#### Exercise data ####
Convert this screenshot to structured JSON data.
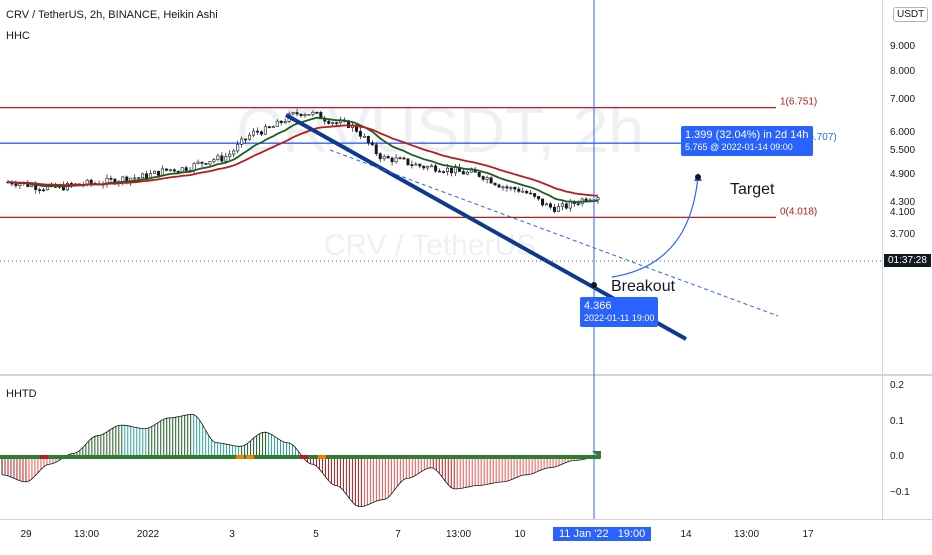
{
  "header": {
    "symbol_line": "CRV / TetherUS, 2h, BINANCE, Heikin Ashi",
    "indicator": "HHC",
    "currency": "USDT"
  },
  "watermark": {
    "main": "CRVUSDT, 2h",
    "sub": "CRV / TetherUS"
  },
  "price_scale": {
    "ticks": [
      {
        "label": "9.000",
        "value": 9.0
      },
      {
        "label": "8.000",
        "value": 8.0
      },
      {
        "label": "7.000",
        "value": 7.0
      },
      {
        "label": "6.000",
        "value": 6.0
      },
      {
        "label": "5.500",
        "value": 5.5
      },
      {
        "label": "4.900",
        "value": 4.9
      },
      {
        "label": "4.300",
        "value": 4.3
      },
      {
        "label": "4.100",
        "value": 4.1
      },
      {
        "label": "3.700",
        "value": 3.7
      }
    ],
    "countdown": "01:37:28"
  },
  "time_axis": {
    "labels": [
      "29",
      "13:00",
      "2022",
      "3",
      "5",
      "7",
      "13:00",
      "10",
      "14",
      "13:00",
      "17"
    ],
    "crosshair_label": "11 Jan '22   19:00"
  },
  "fib_levels": [
    {
      "label": "1(6.751)",
      "price": 6.751,
      "color": "#b71c1c"
    },
    {
      "label": "0.618(5.707)",
      "price": 5.707,
      "color": "#2962ff"
    },
    {
      "label": "0(4.018)",
      "price": 4.018,
      "color": "#b71c1c"
    }
  ],
  "annotations": {
    "target_text": "Target",
    "breakout_text": "Breakout",
    "measure_line1": "1.399 (32.04%) in 2d 14h",
    "measure_line2": "5.765 @ 2022-01-14  09:00",
    "crosshair_price": "4.366",
    "crosshair_time": "2022-01-11 19:00"
  },
  "oscillator": {
    "name": "HHTD",
    "ticks": [
      {
        "label": "0.2",
        "value": 0.2
      },
      {
        "label": "0.1",
        "value": 0.1
      },
      {
        "label": "0.0",
        "value": 0.0
      },
      {
        "label": "−0.1",
        "value": -0.1
      }
    ]
  },
  "colors": {
    "up": "#26a69a",
    "down": "#ef5350",
    "fast_ma": "#1b5e20",
    "slow_ma": "#b71c1c",
    "trendline": "#0d3a8f",
    "accent": "#2962ff"
  },
  "chart_data": [
    {
      "type": "candlestick",
      "title": "CRV / TetherUS, 2h, BINANCE, Heikin Ashi",
      "ylim": [
        3.55,
        9.1
      ],
      "close_path": [
        {
          "date": "2021-12-28",
          "close": 4.75
        },
        {
          "date": "2021-12-29",
          "close": 4.62
        },
        {
          "date": "2021-12-30",
          "close": 4.72
        },
        {
          "date": "2021-12-31",
          "close": 4.85
        },
        {
          "date": "2022-01-01",
          "close": 5.05
        },
        {
          "date": "2022-01-02",
          "close": 5.3
        },
        {
          "date": "2022-01-03",
          "close": 6.05
        },
        {
          "date": "2022-01-04",
          "close": 6.6
        },
        {
          "date": "2022-01-05",
          "close": 6.25
        },
        {
          "date": "2022-01-06",
          "close": 5.3
        },
        {
          "date": "2022-01-07",
          "close": 5.1
        },
        {
          "date": "2022-01-08",
          "close": 4.95
        },
        {
          "date": "2022-01-09",
          "close": 4.6
        },
        {
          "date": "2022-01-10",
          "close": 4.2
        },
        {
          "date": "2022-01-11",
          "close": 4.45
        }
      ],
      "last_price": 4.366
    },
    {
      "type": "histogram",
      "title": "HHTD",
      "ylim": [
        -0.18,
        0.22
      ],
      "values": [
        -0.05,
        -0.07,
        -0.02,
        0.01,
        0.06,
        0.09,
        0.08,
        0.11,
        0.12,
        0.04,
        0.03,
        0.07,
        0.04,
        -0.02,
        -0.08,
        -0.14,
        -0.12,
        -0.06,
        -0.03,
        -0.09,
        -0.08,
        -0.07,
        -0.05,
        -0.03,
        -0.01,
        0.0
      ]
    }
  ]
}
####
Make an exact copy of all the material, but keep the pictures out of it.

Convert this screenshot to structured JSON data.
{
  "header": {
    "symbol_line": "CRV / TetherUS, 2h, BINANCE, Heikin Ashi",
    "indicator": "HHC",
    "currency": "USDT"
  },
  "watermark": {
    "main": "CRVUSDT, 2h",
    "sub": "CRV / TetherUS"
  },
  "price_scale": {
    "ticks": [
      {
        "label": "9.000",
        "value": 9.0
      },
      {
        "label": "8.000",
        "value": 8.0
      },
      {
        "label": "7.000",
        "value": 7.0
      },
      {
        "label": "6.000",
        "value": 6.0
      },
      {
        "label": "5.500",
        "value": 5.5
      },
      {
        "label": "4.900",
        "value": 4.9
      },
      {
        "label": "4.300",
        "value": 4.3
      },
      {
        "label": "4.100",
        "value": 4.1
      },
      {
        "label": "3.700",
        "value": 3.7
      }
    ],
    "countdown": "01:37:28"
  },
  "time_axis": {
    "labels": [
      "29",
      "13:00",
      "2022",
      "3",
      "5",
      "7",
      "13:00",
      "10",
      "14",
      "13:00",
      "17"
    ],
    "crosshair_label": "11 Jan '22   19:00"
  },
  "fib_levels": [
    {
      "label": "1(6.751)",
      "price": 6.751,
      "color": "#b71c1c"
    },
    {
      "label": "0.618(5.707)",
      "price": 5.707,
      "color": "#2962ff"
    },
    {
      "label": "0(4.018)",
      "price": 4.018,
      "color": "#b71c1c"
    }
  ],
  "annotations": {
    "target_text": "Target",
    "breakout_text": "Breakout",
    "measure_line1": "1.399 (32.04%) in 2d 14h",
    "measure_line2": "5.765 @ 2022-01-14  09:00",
    "crosshair_price": "4.366",
    "crosshair_time": "2022-01-11 19:00"
  },
  "oscillator": {
    "name": "HHTD",
    "ticks": [
      {
        "label": "0.2",
        "value": 0.2
      },
      {
        "label": "0.1",
        "value": 0.1
      },
      {
        "label": "0.0",
        "value": 0.0
      },
      {
        "label": "−0.1",
        "value": -0.1
      }
    ]
  },
  "colors": {
    "up": "#26a69a",
    "down": "#ef5350",
    "fast_ma": "#1b5e20",
    "slow_ma": "#b71c1c",
    "trendline": "#0d3a8f",
    "accent": "#2962ff"
  },
  "chart_data": [
    {
      "type": "candlestick",
      "title": "CRV / TetherUS, 2h, BINANCE, Heikin Ashi",
      "ylim": [
        3.55,
        9.1
      ],
      "close_path": [
        {
          "date": "2021-12-28",
          "close": 4.75
        },
        {
          "date": "2021-12-29",
          "close": 4.62
        },
        {
          "date": "2021-12-30",
          "close": 4.72
        },
        {
          "date": "2021-12-31",
          "close": 4.85
        },
        {
          "date": "2022-01-01",
          "close": 5.05
        },
        {
          "date": "2022-01-02",
          "close": 5.3
        },
        {
          "date": "2022-01-03",
          "close": 6.05
        },
        {
          "date": "2022-01-04",
          "close": 6.6
        },
        {
          "date": "2022-01-05",
          "close": 6.25
        },
        {
          "date": "2022-01-06",
          "close": 5.3
        },
        {
          "date": "2022-01-07",
          "close": 5.1
        },
        {
          "date": "2022-01-08",
          "close": 4.95
        },
        {
          "date": "2022-01-09",
          "close": 4.6
        },
        {
          "date": "2022-01-10",
          "close": 4.2
        },
        {
          "date": "2022-01-11",
          "close": 4.45
        }
      ],
      "last_price": 4.366
    },
    {
      "type": "histogram",
      "title": "HHTD",
      "ylim": [
        -0.18,
        0.22
      ],
      "values": [
        -0.05,
        -0.07,
        -0.02,
        0.01,
        0.06,
        0.09,
        0.08,
        0.11,
        0.12,
        0.04,
        0.03,
        0.07,
        0.04,
        -0.02,
        -0.08,
        -0.14,
        -0.12,
        -0.06,
        -0.03,
        -0.09,
        -0.08,
        -0.07,
        -0.05,
        -0.03,
        -0.01,
        0.0
      ]
    }
  ]
}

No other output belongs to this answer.